------ Text excerpt ------

In 1996, the system established its CareLink program for residents who earn under 200% of the federal poverty level. Those residents receive a monthly bill for services, based on a sliding scale. According to Kirkman, the system's total charity care for 2012 was $490.6 million, including what it paid for CareLink, on total operating expenses of $967.9 million. “We've got about 55,000 members in our CareLink program now,” Kirkman said. “Had Medicaid expanded, about 26,000 of those would have qualified for the Medicaid expansion, which would have saved Bexar County residents $52 million a year. So we could have looked at lowering the property tax rate.”
Florida is another state with a large uninsured population that has refused to expand Medicaid despite the Republican governor's effort to do so, leaving 1.1 million people without coverage. There, Tampa General Hospital—a private, not-for-profit institution that has leased its hospital from Hillsborough County since 1997—was hopeful for the expansion.
“We felt that money is there and we should take advantage of it when it is there,” said Steve Short, executive vice president and CFO at Tampa General.

------

• **List of tasks**
1) List every dollar amount given in the text on Medicaid expansion and hospital charity care.
2) Carry on the text on Medicaid expansion and hospital charity care from where it stops.

------ Extracted entries ------

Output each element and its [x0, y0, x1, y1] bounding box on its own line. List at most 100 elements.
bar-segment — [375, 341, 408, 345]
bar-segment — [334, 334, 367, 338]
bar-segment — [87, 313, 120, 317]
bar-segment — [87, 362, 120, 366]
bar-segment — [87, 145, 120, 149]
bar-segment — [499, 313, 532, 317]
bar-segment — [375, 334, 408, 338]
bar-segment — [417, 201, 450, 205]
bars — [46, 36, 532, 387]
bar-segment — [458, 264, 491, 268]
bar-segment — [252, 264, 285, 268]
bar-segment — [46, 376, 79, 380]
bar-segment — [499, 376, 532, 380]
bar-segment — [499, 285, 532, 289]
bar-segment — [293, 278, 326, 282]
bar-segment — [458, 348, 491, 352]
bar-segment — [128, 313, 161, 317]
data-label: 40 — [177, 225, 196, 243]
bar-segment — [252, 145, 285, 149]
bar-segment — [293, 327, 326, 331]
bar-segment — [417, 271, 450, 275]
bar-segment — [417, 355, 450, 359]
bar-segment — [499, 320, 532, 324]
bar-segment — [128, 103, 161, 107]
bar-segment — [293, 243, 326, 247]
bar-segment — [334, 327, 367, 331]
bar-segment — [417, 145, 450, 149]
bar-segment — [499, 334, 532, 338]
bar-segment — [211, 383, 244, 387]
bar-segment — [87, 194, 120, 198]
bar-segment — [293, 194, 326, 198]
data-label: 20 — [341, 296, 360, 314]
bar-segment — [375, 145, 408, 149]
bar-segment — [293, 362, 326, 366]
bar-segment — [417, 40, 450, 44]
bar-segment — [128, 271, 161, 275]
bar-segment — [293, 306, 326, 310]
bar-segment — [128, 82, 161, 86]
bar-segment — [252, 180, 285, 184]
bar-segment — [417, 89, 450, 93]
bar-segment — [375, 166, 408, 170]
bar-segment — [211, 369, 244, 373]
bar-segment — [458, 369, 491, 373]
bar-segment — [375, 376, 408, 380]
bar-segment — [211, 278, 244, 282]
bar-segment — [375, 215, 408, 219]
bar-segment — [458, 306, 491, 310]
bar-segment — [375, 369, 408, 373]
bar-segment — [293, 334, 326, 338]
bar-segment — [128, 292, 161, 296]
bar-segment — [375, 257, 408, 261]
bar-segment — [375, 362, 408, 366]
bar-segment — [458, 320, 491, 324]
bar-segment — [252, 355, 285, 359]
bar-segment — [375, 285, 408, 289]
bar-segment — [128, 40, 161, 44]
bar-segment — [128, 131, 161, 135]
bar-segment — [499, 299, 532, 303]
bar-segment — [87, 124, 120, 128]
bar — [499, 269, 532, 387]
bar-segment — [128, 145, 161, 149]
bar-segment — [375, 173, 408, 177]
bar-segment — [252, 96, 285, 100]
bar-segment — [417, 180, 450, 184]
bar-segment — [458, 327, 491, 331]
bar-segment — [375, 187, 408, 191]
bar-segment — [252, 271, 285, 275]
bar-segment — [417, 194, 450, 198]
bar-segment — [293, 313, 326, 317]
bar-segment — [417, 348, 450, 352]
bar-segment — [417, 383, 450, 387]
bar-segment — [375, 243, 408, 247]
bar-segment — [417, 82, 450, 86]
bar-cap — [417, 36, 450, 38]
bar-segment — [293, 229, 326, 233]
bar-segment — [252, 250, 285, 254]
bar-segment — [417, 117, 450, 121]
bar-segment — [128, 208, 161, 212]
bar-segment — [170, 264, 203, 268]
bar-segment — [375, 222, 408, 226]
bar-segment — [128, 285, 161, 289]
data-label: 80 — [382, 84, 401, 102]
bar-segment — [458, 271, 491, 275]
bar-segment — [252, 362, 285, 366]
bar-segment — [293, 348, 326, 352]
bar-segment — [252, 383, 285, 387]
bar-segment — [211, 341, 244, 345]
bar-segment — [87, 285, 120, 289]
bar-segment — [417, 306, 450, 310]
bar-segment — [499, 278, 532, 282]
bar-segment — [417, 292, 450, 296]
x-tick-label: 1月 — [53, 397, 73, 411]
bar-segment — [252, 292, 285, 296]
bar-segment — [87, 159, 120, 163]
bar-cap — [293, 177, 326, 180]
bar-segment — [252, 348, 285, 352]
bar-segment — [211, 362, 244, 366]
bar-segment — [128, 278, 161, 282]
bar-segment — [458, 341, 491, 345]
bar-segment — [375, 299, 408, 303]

------

• **Results of the tasks**
1) $490.6 million, $967.9 million, $52 million

2)
Of its approximately $1 billion in total expenses for 2011, Tampa General spent about $76.3 million on charity care. Tampa General works with patients who don't qualify for Medicaid to determine if they're eligible for the Hillsborough County Health Care Plan, which is administered by the county and is funded by a one-half cent sales tax on all sales. Of Tampa General's $1.1 billion in revenues, about $250 million comes from Medicaid and $23 million comes from the HCHCP program, according to Short.
According to Huang of America's Essential Hospitals, the differential impact of a state's decision to expand or not expand Medicaid won't be reflected in the CMS' proposed methodology for determining DHS payment reductions in 2014 and 2015.
Short said Tampa General leaders “were hopeful that (Florida lawmakers) would choose to expand. We certainly are sympathetic to the dilemma that you could get into a program where federal dollars are available and then years from now they pull it and the state is left to go through the pain” of managing the program on its own, he added.
That concern explains why Evalyn Ormond, CEO of Union General Hospital, a critical-access hospital in Farmersville, La., said she supports the position of Republican Gov. Bobby Jindal not to expand the state's Medicaid program, which will leave 336,000 people without coverage.
“There's so much abuse in Medicaid now,” Ormond said. “We need to clean that up before we add all of these other people on the roll.” She worries about whether the federal government will follow through on the ACA's commitment to have the federal government pay for most of the Medicaid expansion—though the government has not reduced its share of Medicaid funding in the past. “How do I know they are going to stick to their word?” she said. “What if they don't pay 90% and we add 400,000 to 600,000 people and they only give us 40%?”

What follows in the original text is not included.